Give every line from the entries that contains "JSON".

◆ **RECORDS SHOWN**
────────────────

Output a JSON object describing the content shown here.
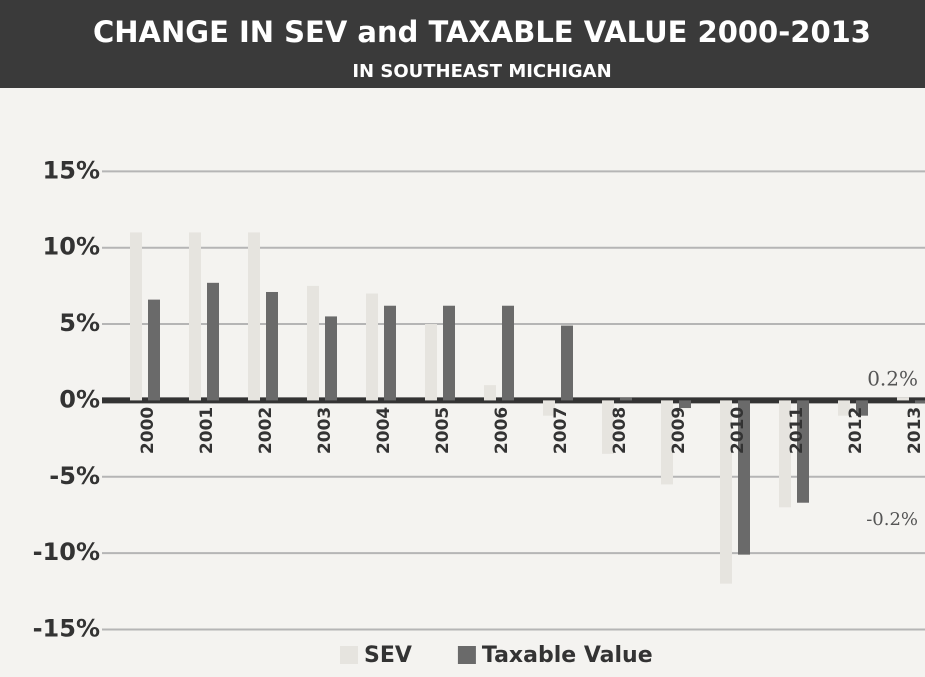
{
  "chart_data": {
    "type": "bar",
    "title": "CHANGE IN SEV and TAXABLE VALUE 2000-2013",
    "subtitle": "IN SOUTHEAST MICHIGAN",
    "categories": [
      "2000",
      "2001",
      "2002",
      "2003",
      "2004",
      "2005",
      "2006",
      "2007",
      "2008",
      "2009",
      "2010",
      "2011",
      "2012",
      "2013"
    ],
    "series": [
      {
        "name": "SEV",
        "color": "#e6e4df",
        "values": [
          11,
          11,
          11,
          7.5,
          7,
          5,
          1,
          -1,
          -3.5,
          -5.5,
          -12,
          -7,
          -1,
          0.2
        ]
      },
      {
        "name": "Taxable Value",
        "color": "#6a6a6a",
        "values": [
          6.6,
          7.7,
          7.1,
          5.5,
          6.2,
          6.2,
          6.2,
          4.9,
          0.2,
          -0.5,
          -10.1,
          -6.7,
          -1,
          -0.2
        ]
      }
    ],
    "annotations": [
      "0.2%",
      "-0.2%"
    ],
    "ylim": [
      -17,
      20
    ],
    "yticks": [
      {
        "value": -15,
        "label": "-15%"
      },
      {
        "value": -10,
        "label": "-10%"
      },
      {
        "value": -5,
        "label": "-5%"
      },
      {
        "value": 0,
        "label": "0%"
      },
      {
        "value": 5,
        "label": "5%"
      },
      {
        "value": 10,
        "label": "10%"
      },
      {
        "value": 15,
        "label": "15%"
      }
    ],
    "grid": true
  }
}
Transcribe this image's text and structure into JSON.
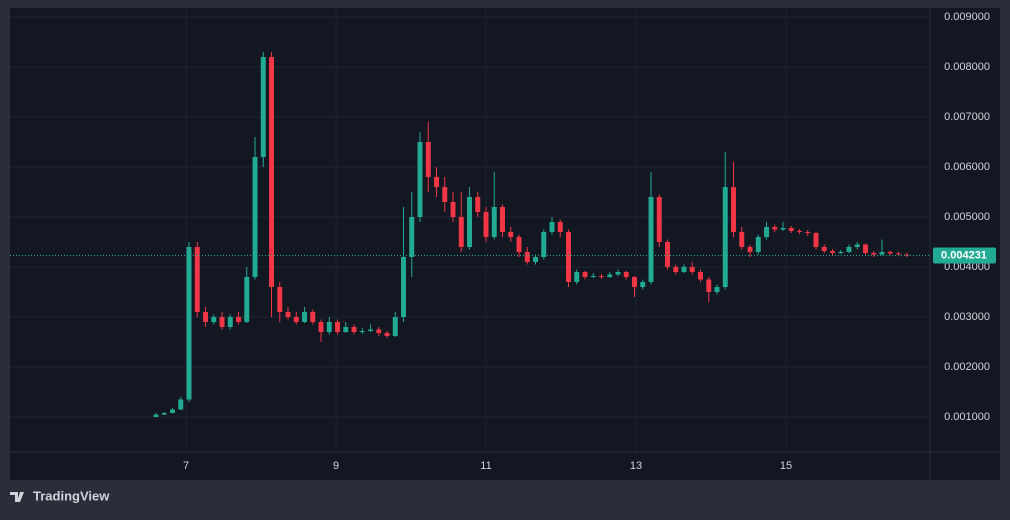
{
  "chart_data": {
    "type": "candlestick",
    "watermark": "TradingView",
    "up_color": "#22ab94",
    "down_color": "#f23645",
    "grid": true,
    "xlim": [
      4.653,
      16.92
    ],
    "xticks": [
      7,
      9,
      11,
      13,
      15
    ],
    "ylim": [
      0.0003,
      0.00914
    ],
    "yticks": [
      {
        "value": 0.001,
        "label": "0.001000"
      },
      {
        "value": 0.002,
        "label": "0.002000"
      },
      {
        "value": 0.003,
        "label": "0.003000"
      },
      {
        "value": 0.004,
        "label": "0.004000"
      },
      {
        "value": 0.005,
        "label": "0.005000"
      },
      {
        "value": 0.006,
        "label": "0.006000"
      },
      {
        "value": 0.007,
        "label": "0.007000"
      },
      {
        "value": 0.008,
        "label": "0.008000"
      },
      {
        "value": 0.009,
        "label": "0.009000"
      }
    ],
    "last_price": {
      "value": 0.004231,
      "label": "0.004231"
    },
    "x": [
      6.6,
      6.71,
      6.82,
      6.93,
      7.04,
      7.15,
      7.26,
      7.37,
      7.48,
      7.59,
      7.7,
      7.81,
      7.92,
      8.03,
      8.14,
      8.25,
      8.36,
      8.47,
      8.58,
      8.69,
      8.8,
      8.91,
      9.02,
      9.13,
      9.24,
      9.35,
      9.46,
      9.57,
      9.68,
      9.79,
      9.9,
      10.01,
      10.12,
      10.23,
      10.34,
      10.45,
      10.56,
      10.67,
      10.78,
      10.89,
      11.0,
      11.11,
      11.22,
      11.33,
      11.44,
      11.55,
      11.66,
      11.77,
      11.88,
      11.99,
      12.1,
      12.21,
      12.32,
      12.43,
      12.54,
      12.65,
      12.76,
      12.87,
      12.98,
      13.09,
      13.2,
      13.31,
      13.42,
      13.53,
      13.64,
      13.75,
      13.86,
      13.97,
      14.08,
      14.19,
      14.3,
      14.41,
      14.52,
      14.63,
      14.74,
      14.85,
      14.96,
      15.07,
      15.18,
      15.29,
      15.4,
      15.51,
      15.62,
      15.73,
      15.84,
      15.95,
      16.06,
      16.17,
      16.28,
      16.39,
      16.5,
      16.61
    ],
    "open": [
      0.001,
      0.00105,
      0.00108,
      0.00115,
      0.00135,
      0.0044,
      0.0031,
      0.0029,
      0.003,
      0.0028,
      0.003,
      0.0029,
      0.0038,
      0.0062,
      0.0082,
      0.0036,
      0.0031,
      0.003,
      0.0029,
      0.0031,
      0.0029,
      0.0027,
      0.0029,
      0.0027,
      0.0028,
      0.0027,
      0.00272,
      0.00275,
      0.00268,
      0.00262,
      0.003,
      0.0042,
      0.005,
      0.0065,
      0.0058,
      0.0056,
      0.0053,
      0.005,
      0.0044,
      0.0054,
      0.0051,
      0.0046,
      0.0052,
      0.0047,
      0.0046,
      0.0043,
      0.0041,
      0.0042,
      0.0047,
      0.0049,
      0.0047,
      0.0037,
      0.0039,
      0.0038,
      0.00382,
      0.0038,
      0.00385,
      0.0039,
      0.0038,
      0.0036,
      0.0037,
      0.0054,
      0.0045,
      0.004,
      0.0039,
      0.004,
      0.0039,
      0.00375,
      0.0035,
      0.0036,
      0.0056,
      0.0047,
      0.0044,
      0.0043,
      0.0046,
      0.0048,
      0.00475,
      0.00478,
      0.00472,
      0.0047,
      0.00468,
      0.0044,
      0.00432,
      0.00428,
      0.0043,
      0.0044,
      0.00445,
      0.00428,
      0.00425,
      0.0043,
      0.00427,
      0.00425
    ],
    "high": [
      0.00108,
      0.0011,
      0.00118,
      0.0014,
      0.0045,
      0.0045,
      0.0032,
      0.00305,
      0.0031,
      0.00305,
      0.0031,
      0.004,
      0.0066,
      0.0083,
      0.0083,
      0.0037,
      0.0032,
      0.0031,
      0.0032,
      0.00315,
      0.00295,
      0.003,
      0.00295,
      0.0029,
      0.00285,
      0.00278,
      0.00285,
      0.0028,
      0.00272,
      0.0031,
      0.0052,
      0.0055,
      0.0067,
      0.0069,
      0.006,
      0.0058,
      0.0055,
      0.0055,
      0.0056,
      0.0055,
      0.0052,
      0.0059,
      0.00525,
      0.0048,
      0.00465,
      0.0044,
      0.00425,
      0.00475,
      0.005,
      0.00495,
      0.00475,
      0.00395,
      0.00392,
      0.00388,
      0.00386,
      0.0039,
      0.00395,
      0.00392,
      0.00382,
      0.00375,
      0.0059,
      0.00545,
      0.00455,
      0.00405,
      0.00405,
      0.0041,
      0.00395,
      0.0038,
      0.00365,
      0.0063,
      0.0061,
      0.0048,
      0.00445,
      0.00465,
      0.0049,
      0.00485,
      0.0049,
      0.00482,
      0.00476,
      0.00474,
      0.0047,
      0.00445,
      0.00436,
      0.00434,
      0.00445,
      0.0045,
      0.00447,
      0.00432,
      0.00455,
      0.00433,
      0.0043,
      0.00428
    ],
    "low": [
      0.001,
      0.00104,
      0.00107,
      0.00114,
      0.0013,
      0.003,
      0.0028,
      0.00285,
      0.00275,
      0.00275,
      0.00285,
      0.00288,
      0.00375,
      0.006,
      0.003,
      0.0029,
      0.00295,
      0.00285,
      0.00288,
      0.00285,
      0.0025,
      0.00265,
      0.00265,
      0.00268,
      0.00265,
      0.00266,
      0.0027,
      0.00262,
      0.00258,
      0.0026,
      0.0029,
      0.0038,
      0.0049,
      0.0055,
      0.0054,
      0.0051,
      0.0049,
      0.0043,
      0.00435,
      0.005,
      0.0045,
      0.00455,
      0.0046,
      0.0045,
      0.0042,
      0.00405,
      0.00405,
      0.00415,
      0.00465,
      0.0046,
      0.0036,
      0.00365,
      0.00375,
      0.00378,
      0.00376,
      0.00378,
      0.00382,
      0.00375,
      0.0034,
      0.00355,
      0.00365,
      0.0044,
      0.00395,
      0.00385,
      0.00388,
      0.00385,
      0.0037,
      0.0033,
      0.00345,
      0.00355,
      0.0046,
      0.00435,
      0.0042,
      0.00425,
      0.00455,
      0.0047,
      0.00472,
      0.00468,
      0.00466,
      0.00462,
      0.00435,
      0.00428,
      0.00424,
      0.00426,
      0.00428,
      0.00436,
      0.00424,
      0.0042,
      0.00423,
      0.00424,
      0.00421,
      0.0042
    ],
    "close": [
      0.00105,
      0.00108,
      0.00115,
      0.00135,
      0.0044,
      0.0031,
      0.0029,
      0.003,
      0.0028,
      0.003,
      0.0029,
      0.0038,
      0.0062,
      0.0082,
      0.0036,
      0.0031,
      0.003,
      0.0029,
      0.0031,
      0.0029,
      0.0027,
      0.0029,
      0.0027,
      0.0028,
      0.0027,
      0.00272,
      0.00275,
      0.00268,
      0.00262,
      0.003,
      0.0042,
      0.005,
      0.0065,
      0.0058,
      0.0056,
      0.0053,
      0.005,
      0.0044,
      0.0054,
      0.0051,
      0.0046,
      0.0052,
      0.0047,
      0.0046,
      0.0043,
      0.0041,
      0.0042,
      0.0047,
      0.0049,
      0.0047,
      0.0037,
      0.0039,
      0.0038,
      0.00382,
      0.0038,
      0.00385,
      0.0039,
      0.0038,
      0.0036,
      0.0037,
      0.0054,
      0.0045,
      0.004,
      0.0039,
      0.004,
      0.0039,
      0.00375,
      0.0035,
      0.0036,
      0.0056,
      0.0047,
      0.0044,
      0.0043,
      0.0046,
      0.0048,
      0.00475,
      0.00478,
      0.00472,
      0.0047,
      0.00468,
      0.0044,
      0.00432,
      0.00428,
      0.0043,
      0.0044,
      0.00445,
      0.00428,
      0.00425,
      0.0043,
      0.00427,
      0.00425,
      0.00423
    ]
  }
}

────────────────

◆ **FINISHED ANSWER**
Output a JSON object describing the content shown here.
Transcribe this image's text and structure into JSON.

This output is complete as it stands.